- _Problem statement_
Compute how many lines in the entries below contain "JSON", and output nothing but the number.

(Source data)
============
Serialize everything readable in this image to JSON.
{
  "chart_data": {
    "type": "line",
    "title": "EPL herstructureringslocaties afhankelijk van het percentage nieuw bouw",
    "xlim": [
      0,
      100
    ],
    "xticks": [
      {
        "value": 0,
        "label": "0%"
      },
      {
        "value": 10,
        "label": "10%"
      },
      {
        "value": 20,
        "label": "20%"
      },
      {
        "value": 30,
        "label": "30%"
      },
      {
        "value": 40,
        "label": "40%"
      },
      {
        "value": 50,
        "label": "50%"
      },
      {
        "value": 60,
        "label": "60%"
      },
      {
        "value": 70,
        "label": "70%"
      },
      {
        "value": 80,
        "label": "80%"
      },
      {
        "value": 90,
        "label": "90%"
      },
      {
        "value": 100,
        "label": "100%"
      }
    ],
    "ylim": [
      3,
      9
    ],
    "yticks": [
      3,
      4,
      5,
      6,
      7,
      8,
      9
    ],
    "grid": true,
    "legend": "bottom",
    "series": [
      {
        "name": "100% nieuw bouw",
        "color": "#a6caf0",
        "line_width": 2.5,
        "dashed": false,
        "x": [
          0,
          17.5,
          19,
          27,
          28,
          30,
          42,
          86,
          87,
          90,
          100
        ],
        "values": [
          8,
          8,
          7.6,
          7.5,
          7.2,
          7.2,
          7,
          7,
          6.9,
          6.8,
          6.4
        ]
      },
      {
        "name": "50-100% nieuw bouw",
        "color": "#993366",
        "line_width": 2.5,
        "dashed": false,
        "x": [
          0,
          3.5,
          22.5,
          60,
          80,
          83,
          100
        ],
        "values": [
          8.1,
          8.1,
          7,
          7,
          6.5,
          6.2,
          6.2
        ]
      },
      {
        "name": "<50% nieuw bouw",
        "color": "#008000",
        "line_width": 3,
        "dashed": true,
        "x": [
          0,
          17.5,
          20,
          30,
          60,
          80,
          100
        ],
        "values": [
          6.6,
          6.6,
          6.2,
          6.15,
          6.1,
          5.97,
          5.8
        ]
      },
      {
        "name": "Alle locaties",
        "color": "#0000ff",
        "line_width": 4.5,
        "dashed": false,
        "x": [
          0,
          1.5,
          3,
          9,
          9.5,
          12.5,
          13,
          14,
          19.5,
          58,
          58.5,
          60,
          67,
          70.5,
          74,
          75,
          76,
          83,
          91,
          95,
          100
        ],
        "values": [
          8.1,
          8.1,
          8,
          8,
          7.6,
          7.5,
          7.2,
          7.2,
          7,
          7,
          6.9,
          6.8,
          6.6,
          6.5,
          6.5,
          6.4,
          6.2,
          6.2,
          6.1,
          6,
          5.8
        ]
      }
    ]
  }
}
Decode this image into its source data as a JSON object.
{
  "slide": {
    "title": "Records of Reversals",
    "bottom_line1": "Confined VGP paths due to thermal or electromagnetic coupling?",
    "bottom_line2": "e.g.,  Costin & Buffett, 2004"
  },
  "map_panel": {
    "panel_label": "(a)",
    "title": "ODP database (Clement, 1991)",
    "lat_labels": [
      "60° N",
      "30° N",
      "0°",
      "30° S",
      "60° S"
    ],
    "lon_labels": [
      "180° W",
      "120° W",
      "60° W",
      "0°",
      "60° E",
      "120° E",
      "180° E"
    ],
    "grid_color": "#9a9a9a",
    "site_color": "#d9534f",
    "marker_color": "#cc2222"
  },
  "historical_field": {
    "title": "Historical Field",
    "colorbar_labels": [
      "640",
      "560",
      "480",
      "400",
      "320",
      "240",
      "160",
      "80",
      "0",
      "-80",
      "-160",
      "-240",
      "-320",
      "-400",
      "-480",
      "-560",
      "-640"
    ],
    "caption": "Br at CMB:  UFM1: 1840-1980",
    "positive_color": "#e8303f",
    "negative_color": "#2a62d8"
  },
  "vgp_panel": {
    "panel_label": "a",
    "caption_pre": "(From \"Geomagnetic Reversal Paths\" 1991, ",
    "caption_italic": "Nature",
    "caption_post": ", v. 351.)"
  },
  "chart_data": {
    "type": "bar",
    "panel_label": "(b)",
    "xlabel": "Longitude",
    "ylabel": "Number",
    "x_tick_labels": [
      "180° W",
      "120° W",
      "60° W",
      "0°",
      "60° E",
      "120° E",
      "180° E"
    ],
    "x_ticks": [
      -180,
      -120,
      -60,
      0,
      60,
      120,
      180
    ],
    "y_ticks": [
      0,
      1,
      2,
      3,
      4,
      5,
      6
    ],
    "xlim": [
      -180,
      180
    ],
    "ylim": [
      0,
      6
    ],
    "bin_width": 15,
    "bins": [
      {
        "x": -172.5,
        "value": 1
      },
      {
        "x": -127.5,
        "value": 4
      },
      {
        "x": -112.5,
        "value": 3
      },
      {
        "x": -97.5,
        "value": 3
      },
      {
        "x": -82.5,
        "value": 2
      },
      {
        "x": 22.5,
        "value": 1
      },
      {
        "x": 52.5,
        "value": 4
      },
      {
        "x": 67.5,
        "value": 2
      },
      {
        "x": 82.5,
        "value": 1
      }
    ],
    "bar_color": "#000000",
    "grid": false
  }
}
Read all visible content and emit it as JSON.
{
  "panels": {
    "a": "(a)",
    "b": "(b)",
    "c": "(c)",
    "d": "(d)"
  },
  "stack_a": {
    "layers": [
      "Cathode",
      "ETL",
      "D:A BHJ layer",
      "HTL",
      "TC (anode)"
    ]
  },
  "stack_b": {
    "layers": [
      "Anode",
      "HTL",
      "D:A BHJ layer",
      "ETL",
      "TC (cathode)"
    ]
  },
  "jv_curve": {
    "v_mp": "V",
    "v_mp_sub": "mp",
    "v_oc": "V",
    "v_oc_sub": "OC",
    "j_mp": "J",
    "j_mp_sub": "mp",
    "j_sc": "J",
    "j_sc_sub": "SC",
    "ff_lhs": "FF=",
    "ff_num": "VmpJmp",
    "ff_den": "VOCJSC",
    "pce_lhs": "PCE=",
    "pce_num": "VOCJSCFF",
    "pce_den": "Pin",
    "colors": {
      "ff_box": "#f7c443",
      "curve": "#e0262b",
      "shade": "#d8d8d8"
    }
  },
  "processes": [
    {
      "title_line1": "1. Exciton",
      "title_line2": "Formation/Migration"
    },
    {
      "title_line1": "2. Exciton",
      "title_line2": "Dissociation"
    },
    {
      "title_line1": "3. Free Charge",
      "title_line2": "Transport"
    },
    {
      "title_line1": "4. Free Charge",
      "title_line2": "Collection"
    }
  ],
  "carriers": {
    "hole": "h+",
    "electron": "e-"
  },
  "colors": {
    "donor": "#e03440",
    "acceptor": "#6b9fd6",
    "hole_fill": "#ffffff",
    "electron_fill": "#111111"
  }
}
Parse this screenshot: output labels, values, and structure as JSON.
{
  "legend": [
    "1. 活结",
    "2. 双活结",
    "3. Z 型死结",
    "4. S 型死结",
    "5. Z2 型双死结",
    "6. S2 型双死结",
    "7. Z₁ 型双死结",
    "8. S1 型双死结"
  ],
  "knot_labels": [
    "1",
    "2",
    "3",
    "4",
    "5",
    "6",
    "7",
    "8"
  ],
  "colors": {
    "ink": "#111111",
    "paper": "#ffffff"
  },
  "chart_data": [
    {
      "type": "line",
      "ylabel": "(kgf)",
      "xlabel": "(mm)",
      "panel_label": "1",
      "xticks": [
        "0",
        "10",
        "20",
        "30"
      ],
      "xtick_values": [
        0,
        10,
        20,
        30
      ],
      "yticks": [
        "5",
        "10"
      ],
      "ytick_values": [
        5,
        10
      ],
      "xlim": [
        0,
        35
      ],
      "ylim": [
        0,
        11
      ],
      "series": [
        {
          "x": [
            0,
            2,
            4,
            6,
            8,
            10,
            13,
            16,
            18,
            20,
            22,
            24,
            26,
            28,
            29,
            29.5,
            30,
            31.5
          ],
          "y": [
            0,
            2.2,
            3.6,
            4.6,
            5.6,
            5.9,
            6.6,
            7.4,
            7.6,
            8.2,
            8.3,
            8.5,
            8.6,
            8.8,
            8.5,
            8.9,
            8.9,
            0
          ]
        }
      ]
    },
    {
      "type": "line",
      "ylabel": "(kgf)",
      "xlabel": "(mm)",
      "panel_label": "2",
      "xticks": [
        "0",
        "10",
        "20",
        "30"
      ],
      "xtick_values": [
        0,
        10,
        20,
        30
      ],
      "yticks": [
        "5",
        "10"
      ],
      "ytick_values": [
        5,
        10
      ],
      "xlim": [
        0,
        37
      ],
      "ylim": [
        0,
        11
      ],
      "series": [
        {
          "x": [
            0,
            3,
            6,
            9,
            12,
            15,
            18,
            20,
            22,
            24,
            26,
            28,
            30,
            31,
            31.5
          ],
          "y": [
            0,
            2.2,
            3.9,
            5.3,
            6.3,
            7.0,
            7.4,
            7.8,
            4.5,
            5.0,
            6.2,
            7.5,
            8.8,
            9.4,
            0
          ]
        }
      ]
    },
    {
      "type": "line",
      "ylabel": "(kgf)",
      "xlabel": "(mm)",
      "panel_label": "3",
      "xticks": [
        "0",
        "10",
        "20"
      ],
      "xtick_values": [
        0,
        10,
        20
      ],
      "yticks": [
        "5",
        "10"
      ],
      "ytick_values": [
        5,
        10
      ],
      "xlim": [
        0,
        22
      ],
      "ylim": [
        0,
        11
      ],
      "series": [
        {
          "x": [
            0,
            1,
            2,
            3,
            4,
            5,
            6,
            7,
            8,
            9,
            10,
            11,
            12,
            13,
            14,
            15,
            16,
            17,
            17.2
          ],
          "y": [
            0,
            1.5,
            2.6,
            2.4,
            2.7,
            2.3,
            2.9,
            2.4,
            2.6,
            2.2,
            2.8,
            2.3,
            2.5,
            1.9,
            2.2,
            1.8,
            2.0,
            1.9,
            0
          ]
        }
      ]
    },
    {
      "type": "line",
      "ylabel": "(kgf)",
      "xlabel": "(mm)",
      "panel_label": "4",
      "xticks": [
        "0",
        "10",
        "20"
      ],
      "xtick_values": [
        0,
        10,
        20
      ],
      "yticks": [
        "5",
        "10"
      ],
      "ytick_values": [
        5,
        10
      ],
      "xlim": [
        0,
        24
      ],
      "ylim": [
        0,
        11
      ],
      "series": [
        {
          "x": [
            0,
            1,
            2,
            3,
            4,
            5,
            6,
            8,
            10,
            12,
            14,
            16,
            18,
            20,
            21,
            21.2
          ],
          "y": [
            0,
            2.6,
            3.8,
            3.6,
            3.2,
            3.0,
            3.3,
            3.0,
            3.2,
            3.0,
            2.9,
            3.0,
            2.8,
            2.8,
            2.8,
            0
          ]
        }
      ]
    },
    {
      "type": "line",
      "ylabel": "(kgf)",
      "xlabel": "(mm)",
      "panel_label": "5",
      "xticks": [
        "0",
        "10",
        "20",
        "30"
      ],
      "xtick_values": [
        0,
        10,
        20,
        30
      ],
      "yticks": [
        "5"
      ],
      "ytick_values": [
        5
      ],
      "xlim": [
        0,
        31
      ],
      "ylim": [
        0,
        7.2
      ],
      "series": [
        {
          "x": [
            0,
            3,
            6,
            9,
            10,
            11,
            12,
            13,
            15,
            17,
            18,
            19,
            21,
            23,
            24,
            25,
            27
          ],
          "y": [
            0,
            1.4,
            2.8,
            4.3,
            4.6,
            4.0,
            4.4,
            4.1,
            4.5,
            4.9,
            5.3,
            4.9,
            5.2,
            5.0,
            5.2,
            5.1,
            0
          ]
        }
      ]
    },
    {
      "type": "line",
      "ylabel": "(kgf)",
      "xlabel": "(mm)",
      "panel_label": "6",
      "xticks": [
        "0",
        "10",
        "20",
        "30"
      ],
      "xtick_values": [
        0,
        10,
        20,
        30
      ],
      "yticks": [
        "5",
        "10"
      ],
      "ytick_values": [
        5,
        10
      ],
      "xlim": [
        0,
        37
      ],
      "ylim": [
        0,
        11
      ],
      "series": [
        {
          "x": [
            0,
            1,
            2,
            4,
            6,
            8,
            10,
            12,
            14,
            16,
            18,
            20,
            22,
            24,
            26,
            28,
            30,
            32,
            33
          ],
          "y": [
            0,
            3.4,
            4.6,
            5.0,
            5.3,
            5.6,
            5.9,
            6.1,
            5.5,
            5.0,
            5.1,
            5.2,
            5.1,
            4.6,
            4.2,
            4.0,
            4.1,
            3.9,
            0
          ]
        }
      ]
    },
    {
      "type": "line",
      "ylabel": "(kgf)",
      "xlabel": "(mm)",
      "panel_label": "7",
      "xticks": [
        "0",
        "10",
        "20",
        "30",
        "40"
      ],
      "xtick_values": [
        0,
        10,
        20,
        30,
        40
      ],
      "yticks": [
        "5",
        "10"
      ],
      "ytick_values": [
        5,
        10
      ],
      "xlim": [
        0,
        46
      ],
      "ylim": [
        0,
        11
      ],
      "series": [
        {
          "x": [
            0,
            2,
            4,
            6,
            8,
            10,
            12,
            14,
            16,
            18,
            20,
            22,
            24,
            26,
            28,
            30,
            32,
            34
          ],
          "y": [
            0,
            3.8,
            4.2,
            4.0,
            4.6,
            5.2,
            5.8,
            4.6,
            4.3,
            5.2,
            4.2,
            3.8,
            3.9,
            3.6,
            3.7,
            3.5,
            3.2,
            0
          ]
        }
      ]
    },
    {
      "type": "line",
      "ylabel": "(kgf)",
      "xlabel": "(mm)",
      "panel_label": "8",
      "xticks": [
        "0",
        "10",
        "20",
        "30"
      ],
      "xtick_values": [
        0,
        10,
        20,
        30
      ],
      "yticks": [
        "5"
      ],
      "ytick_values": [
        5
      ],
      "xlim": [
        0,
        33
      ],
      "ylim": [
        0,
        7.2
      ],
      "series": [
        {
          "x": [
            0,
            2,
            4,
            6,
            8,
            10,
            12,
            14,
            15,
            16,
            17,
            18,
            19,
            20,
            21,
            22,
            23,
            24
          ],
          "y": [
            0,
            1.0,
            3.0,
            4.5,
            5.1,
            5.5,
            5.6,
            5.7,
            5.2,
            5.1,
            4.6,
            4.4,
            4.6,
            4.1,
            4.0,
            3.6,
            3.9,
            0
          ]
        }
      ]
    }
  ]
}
============
- _Complete answer_
4